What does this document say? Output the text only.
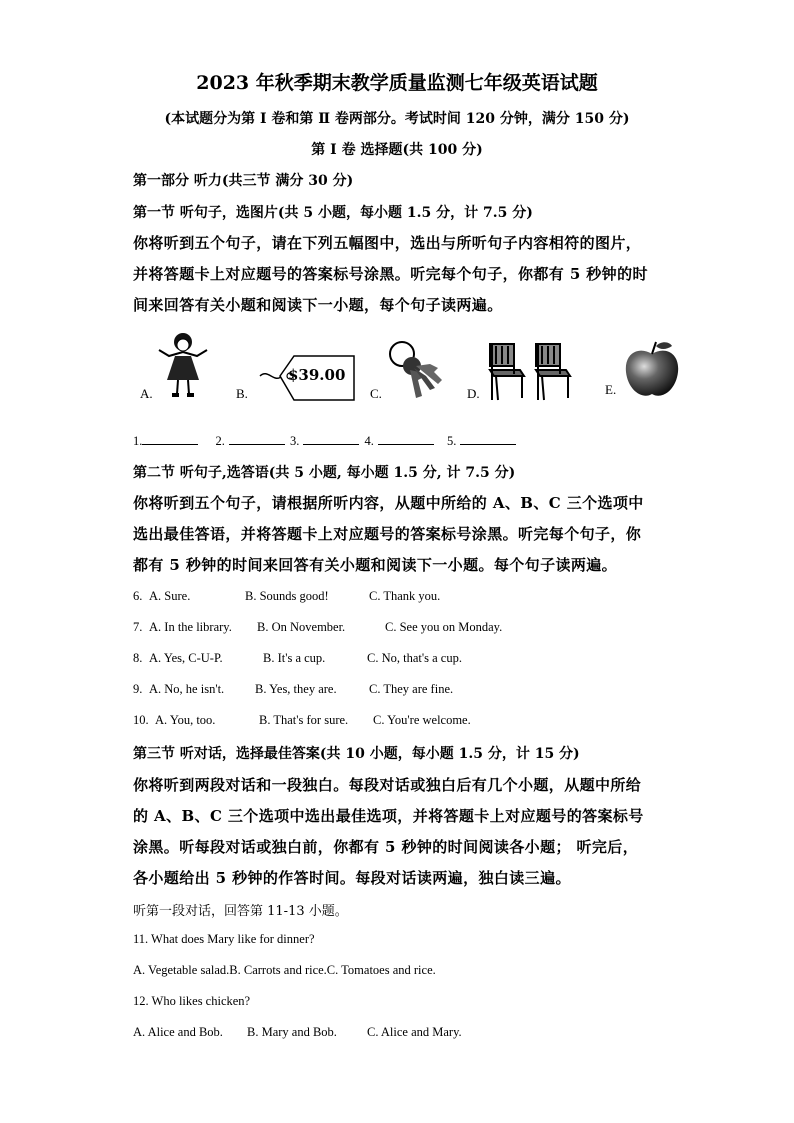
2023 年秋季期末教学质量监测七年级英语试题
(本试题分为第 Ⅰ 卷和第 Ⅱ 卷两部分。考试时间 120 分钟，满分 150 分)
第 Ⅰ 卷 选择题(共 100 分)
第一部分 听力(共三节 满分 30 分)
第一节 听句子，选图片(共 5 小题，每小题 1.5 分，计 7.5 分)
你将听到五个句子，请在下列五幅图中，选出与所听句子内容相符的图片，
并将答题卡上对应题号的答案标号涂黑。听完每个句子，你都有 5 秒钟的时
间来回答有关小题和阅读下一小题，每个句子读两遍。
A.	B.
$39.00
C.	D.	E.
1.	2.	3.	4.	5.
第二节 听句子,选答语(共 5 小题, 每小题 1.5 分, 计 7.5 分)
你将听到五个句子，请根据所听内容，从题中所给的 A、B、C 三个选项中
选出最佳答语，并将答题卡上对应题号的答案标号涂黑。听完每个句子，你
都有 5 秒钟的时间来回答有关小题和阅读下一小题。每个句子读两遍。
6. A. Sure.	B. Sounds good!	C. Thank you.
7. A. In the library. B. On November.	C. See you on Monday.
8. A. Yes, C-U-P.	B. It's a cup.	C. No, that's a cup.
9. A. No, he isn't. B. Yes, they are.	C. They are fine.
10. A. You, too.	B. That's for sure. C. You're welcome.
第三节 听对话，选择最佳答案(共 10 小题，每小题 1.5 分，计 15 分)
你将听到两段对话和一段独白。每段对话或独白后有几个小题，从题中所给
的 A、B、C 三个选项中选出最佳选项，并将答题卡上对应题号的答案标号
涂黑。听每段对话或独白前，你都有 5 秒钟的时间阅读各小题； 听完后，
各小题给出 5 秒钟的作答时间。每段对话读两遍，独白读三遍。
听第一段对话，回答第 11-13 小题。
11. What does Mary like for dinner?
A. Vegetable salad.B. Carrots and rice.C. Tomatoes and rice.
12. Who likes chicken?
A. Alice and Bob. B. Mary and Bob. C. Alice and Mary.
========
WHAT YOU NEED TO DO: Pick out, from the lines above, every one that contains the string "并将答题卡上对应题号的答案标号涂黑".

THE REPLY:
并将答题卡上对应题号的答案标号涂黑。听完每个句子，你都有 5 秒钟的时
选出最佳答语，并将答题卡上对应题号的答案标号涂黑。听完每个句子，你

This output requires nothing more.